[Entries taken from a collection]
╭──

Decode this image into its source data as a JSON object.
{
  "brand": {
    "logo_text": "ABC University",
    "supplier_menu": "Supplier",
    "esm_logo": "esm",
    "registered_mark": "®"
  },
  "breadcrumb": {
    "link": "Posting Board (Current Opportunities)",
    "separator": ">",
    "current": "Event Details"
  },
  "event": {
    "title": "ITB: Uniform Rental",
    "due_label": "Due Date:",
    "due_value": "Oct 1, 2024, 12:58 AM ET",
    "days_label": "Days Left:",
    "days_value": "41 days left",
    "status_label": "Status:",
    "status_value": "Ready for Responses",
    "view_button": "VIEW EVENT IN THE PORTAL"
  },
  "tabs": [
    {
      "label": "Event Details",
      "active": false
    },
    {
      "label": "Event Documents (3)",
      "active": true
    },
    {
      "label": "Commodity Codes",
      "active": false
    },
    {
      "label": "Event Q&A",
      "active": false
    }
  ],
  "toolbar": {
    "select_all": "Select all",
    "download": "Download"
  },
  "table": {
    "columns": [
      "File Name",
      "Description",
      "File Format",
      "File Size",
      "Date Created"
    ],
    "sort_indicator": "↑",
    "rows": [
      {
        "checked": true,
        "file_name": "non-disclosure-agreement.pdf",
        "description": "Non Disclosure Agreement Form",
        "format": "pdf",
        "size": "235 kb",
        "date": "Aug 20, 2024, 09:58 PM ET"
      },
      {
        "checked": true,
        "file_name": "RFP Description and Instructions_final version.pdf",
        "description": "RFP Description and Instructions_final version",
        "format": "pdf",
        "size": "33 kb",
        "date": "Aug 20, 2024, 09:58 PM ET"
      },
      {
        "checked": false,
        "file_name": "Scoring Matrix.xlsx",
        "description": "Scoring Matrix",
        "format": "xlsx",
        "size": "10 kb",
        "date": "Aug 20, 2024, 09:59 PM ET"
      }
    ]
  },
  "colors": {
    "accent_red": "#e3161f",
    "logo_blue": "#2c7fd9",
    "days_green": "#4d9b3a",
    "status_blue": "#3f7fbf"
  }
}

╰──

Each line of the material above must be retyped precisely.

- PROBLEM SOLUTION
Decode this image into its source data as a JSON object.
{
  "brand": {
    "logo_text": "ABC University",
    "supplier_menu": "Supplier",
    "esm_logo": "esm",
    "registered_mark": "®"
  },
  "breadcrumb": {
    "link": "Posting Board (Current Opportunities)",
    "separator": ">",
    "current": "Event Details"
  },
  "event": {
    "title": "ITB: Uniform Rental",
    "due_label": "Due Date:",
    "due_value": "Oct 1, 2024, 12:58 AM ET",
    "days_label": "Days Left:",
    "days_value": "41 days left",
    "status_label": "Status:",
    "status_value": "Ready for Responses",
    "view_button": "VIEW EVENT IN THE PORTAL"
  },
  "tabs": [
    {
      "label": "Event Details",
      "active": false
    },
    {
      "label": "Event Documents (3)",
      "active": true
    },
    {
      "label": "Commodity Codes",
      "active": false
    },
    {
      "label": "Event Q&A",
      "active": false
    }
  ],
  "toolbar": {
    "select_all": "Select all",
    "download": "Download"
  },
  "table": {
    "columns": [
      "File Name",
      "Description",
      "File Format",
      "File Size",
      "Date Created"
    ],
    "sort_indicator": "↑",
    "rows": [
      {
        "checked": true,
        "file_name": "non-disclosure-agreement.pdf",
        "description": "Non Disclosure Agreement Form",
        "format": "pdf",
        "size": "235 kb",
        "date": "Aug 20, 2024, 09:58 PM ET"
      },
      {
        "checked": true,
        "file_name": "RFP Description and Instructions_final version.pdf",
        "description": "RFP Description and Instructions_final version",
        "format": "pdf",
        "size": "33 kb",
        "date": "Aug 20, 2024, 09:58 PM ET"
      },
      {
        "checked": false,
        "file_name": "Scoring Matrix.xlsx",
        "description": "Scoring Matrix",
        "format": "xlsx",
        "size": "10 kb",
        "date": "Aug 20, 2024, 09:59 PM ET"
      }
    ]
  },
  "colors": {
    "accent_red": "#e3161f",
    "logo_blue": "#2c7fd9",
    "days_green": "#4d9b3a",
    "status_blue": "#3f7fbf"
  }
}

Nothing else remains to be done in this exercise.